Requirements » Repeat every record below exactly as written.

Source data »

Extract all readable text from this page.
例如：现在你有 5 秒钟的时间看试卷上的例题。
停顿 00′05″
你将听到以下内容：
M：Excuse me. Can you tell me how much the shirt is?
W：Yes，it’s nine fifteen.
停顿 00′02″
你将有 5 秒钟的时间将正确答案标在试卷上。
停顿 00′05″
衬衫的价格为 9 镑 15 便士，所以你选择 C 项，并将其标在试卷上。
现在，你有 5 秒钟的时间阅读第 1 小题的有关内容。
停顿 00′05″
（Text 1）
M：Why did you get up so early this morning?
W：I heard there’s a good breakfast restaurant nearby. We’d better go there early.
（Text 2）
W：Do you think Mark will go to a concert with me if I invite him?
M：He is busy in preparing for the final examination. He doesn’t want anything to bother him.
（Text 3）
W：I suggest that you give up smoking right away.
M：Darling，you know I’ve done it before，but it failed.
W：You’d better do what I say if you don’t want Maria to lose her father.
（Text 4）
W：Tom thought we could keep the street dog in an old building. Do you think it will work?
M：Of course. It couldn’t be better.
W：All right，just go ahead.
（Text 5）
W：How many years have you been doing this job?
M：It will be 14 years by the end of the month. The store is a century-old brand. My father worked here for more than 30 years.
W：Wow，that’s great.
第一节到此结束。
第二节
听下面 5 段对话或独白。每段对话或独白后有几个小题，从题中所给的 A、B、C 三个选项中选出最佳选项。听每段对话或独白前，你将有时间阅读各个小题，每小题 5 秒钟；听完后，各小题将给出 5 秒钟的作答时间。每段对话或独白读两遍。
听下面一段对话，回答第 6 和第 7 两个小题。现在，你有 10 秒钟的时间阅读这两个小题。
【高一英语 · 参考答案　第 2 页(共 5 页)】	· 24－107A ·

Complete answer »
Extract all readable text from this page.
例如：现在你有 5 秒钟的时间看试卷上的例题。
停顿 00′05″
你将听到以下内容：
M：Excuse me. Can you tell me how much the shirt is?
W：Yes，it’s nine fifteen.
停顿 00′02″
你将有 5 秒钟的时间将正确答案标在试卷上。
停顿 00′05″
衬衫的价格为 9 镑 15 便士，所以你选择 C 项，并将其标在试卷上。
现在，你有 5 秒钟的时间阅读第 1 小题的有关内容。
停顿 00′05″
（Text 1）
M：Why did you get up so early this morning?
W：I heard there’s a good breakfast restaurant nearby. We’d better go there early.
（Text 2）
W：Do you think Mark will go to a concert with me if I invite him?
M：He is busy in preparing for the final examination. He doesn’t want anything to bother him.
（Text 3）
W：I suggest that you give up smoking right away.
M：Darling，you know I’ve done it before，but it failed.
W：You’d better do what I say if you don’t want Maria to lose her father.
（Text 4）
W：Tom thought we could keep the street dog in an old building. Do you think it will work?
M：Of course. It couldn’t be better.
W：All right，just go ahead.
（Text 5）
W：How many years have you been doing this job?
M：It will be 14 years by the end of the month. The store is a century-old brand. My father worked here for more than 30 years.
W：Wow，that’s great.
第一节到此结束。
第二节
听下面 5 段对话或独白。每段对话或独白后有几个小题，从题中所给的 A、B、C 三个选项中选出最佳选项。听每段对话或独白前，你将有时间阅读各个小题，每小题 5 秒钟；听完后，各小题将给出 5 秒钟的作答时间。每段对话或独白读两遍。
听下面一段对话，回答第 6 和第 7 两个小题。现在，你有 10 秒钟的时间阅读这两个小题。
【高一英语 · 参考答案　第 2 页(共 5 页)】	· 24－107A ·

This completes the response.